## RECORDS FOR THE TASK
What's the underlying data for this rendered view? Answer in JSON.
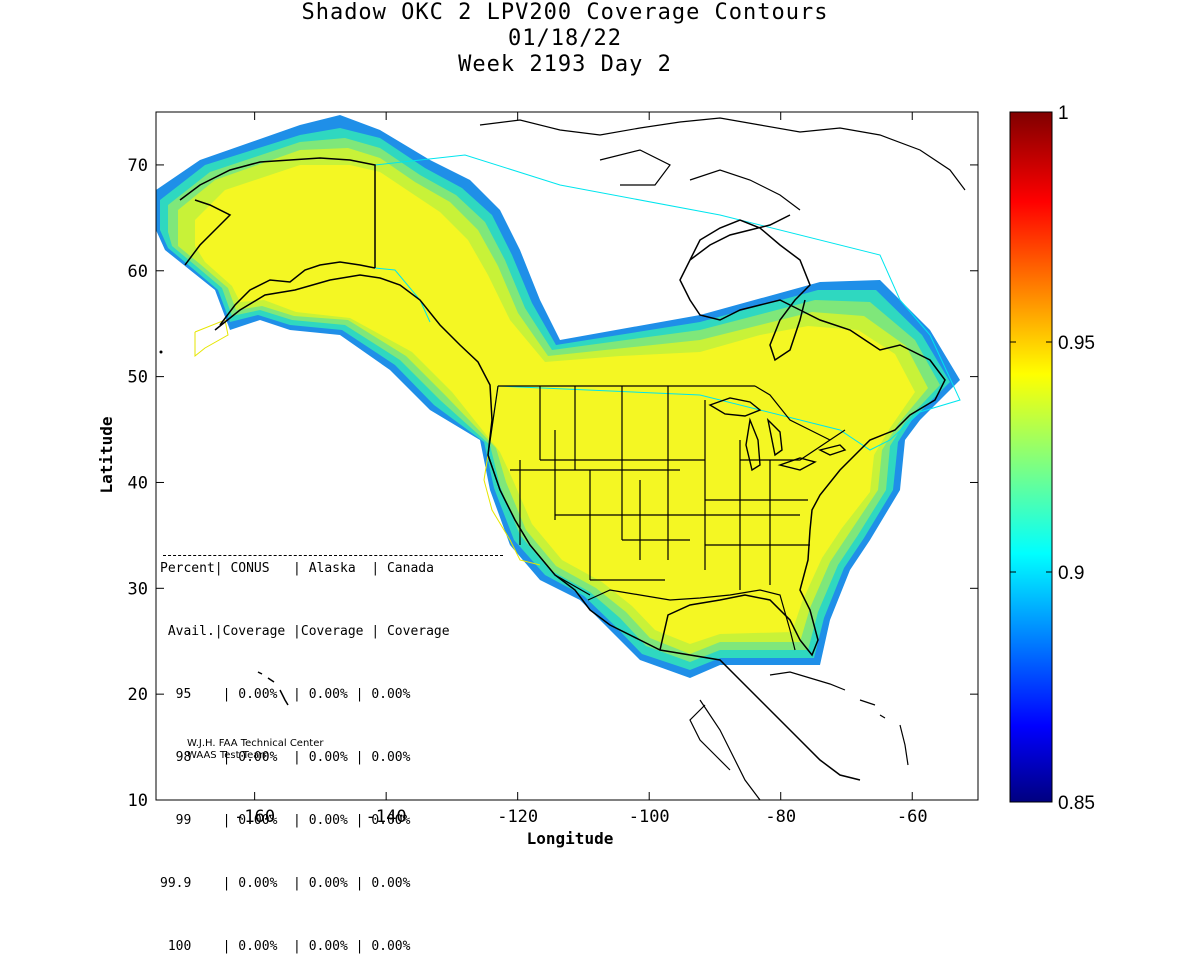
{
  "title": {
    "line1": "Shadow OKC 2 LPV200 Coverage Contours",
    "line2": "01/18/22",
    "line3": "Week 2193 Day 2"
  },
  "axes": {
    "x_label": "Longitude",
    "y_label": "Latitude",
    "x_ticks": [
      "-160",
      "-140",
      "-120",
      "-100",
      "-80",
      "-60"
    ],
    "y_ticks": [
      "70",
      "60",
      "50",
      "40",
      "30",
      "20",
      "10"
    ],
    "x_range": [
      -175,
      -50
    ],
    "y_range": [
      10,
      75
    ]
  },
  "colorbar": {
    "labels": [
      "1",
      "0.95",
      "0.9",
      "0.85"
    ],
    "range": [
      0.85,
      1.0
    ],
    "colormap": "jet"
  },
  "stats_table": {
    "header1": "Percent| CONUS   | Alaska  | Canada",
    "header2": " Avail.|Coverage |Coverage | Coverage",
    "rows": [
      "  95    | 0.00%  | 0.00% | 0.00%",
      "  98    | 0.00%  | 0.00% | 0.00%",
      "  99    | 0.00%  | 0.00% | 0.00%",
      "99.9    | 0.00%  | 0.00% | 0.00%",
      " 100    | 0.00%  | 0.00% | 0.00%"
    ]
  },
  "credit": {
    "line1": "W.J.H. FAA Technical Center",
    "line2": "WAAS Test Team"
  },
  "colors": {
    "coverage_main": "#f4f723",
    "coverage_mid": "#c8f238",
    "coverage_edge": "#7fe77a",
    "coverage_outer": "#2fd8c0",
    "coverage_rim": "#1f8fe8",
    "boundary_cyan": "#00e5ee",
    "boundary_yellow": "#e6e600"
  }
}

## WRITTEN EXERCISE
Copy out the entries verbatim and leave the images out.

## EXERCISE OUTPUT
What's the underlying data for this rendered view? Answer in JSON.
{
  "title": {
    "line1": "Shadow OKC 2 LPV200 Coverage Contours",
    "line2": "01/18/22",
    "line3": "Week 2193 Day 2"
  },
  "axes": {
    "x_label": "Longitude",
    "y_label": "Latitude",
    "x_ticks": [
      "-160",
      "-140",
      "-120",
      "-100",
      "-80",
      "-60"
    ],
    "y_ticks": [
      "70",
      "60",
      "50",
      "40",
      "30",
      "20",
      "10"
    ],
    "x_range": [
      -175,
      -50
    ],
    "y_range": [
      10,
      75
    ]
  },
  "colorbar": {
    "labels": [
      "1",
      "0.95",
      "0.9",
      "0.85"
    ],
    "range": [
      0.85,
      1.0
    ],
    "colormap": "jet"
  },
  "stats_table": {
    "header1": "Percent| CONUS   | Alaska  | Canada",
    "header2": " Avail.|Coverage |Coverage | Coverage",
    "rows": [
      "  95    | 0.00%  | 0.00% | 0.00%",
      "  98    | 0.00%  | 0.00% | 0.00%",
      "  99    | 0.00%  | 0.00% | 0.00%",
      "99.9    | 0.00%  | 0.00% | 0.00%",
      " 100    | 0.00%  | 0.00% | 0.00%"
    ]
  },
  "credit": {
    "line1": "W.J.H. FAA Technical Center",
    "line2": "WAAS Test Team"
  },
  "colors": {
    "coverage_main": "#f4f723",
    "coverage_mid": "#c8f238",
    "coverage_edge": "#7fe77a",
    "coverage_outer": "#2fd8c0",
    "coverage_rim": "#1f8fe8",
    "boundary_cyan": "#00e5ee",
    "boundary_yellow": "#e6e600"
  }
}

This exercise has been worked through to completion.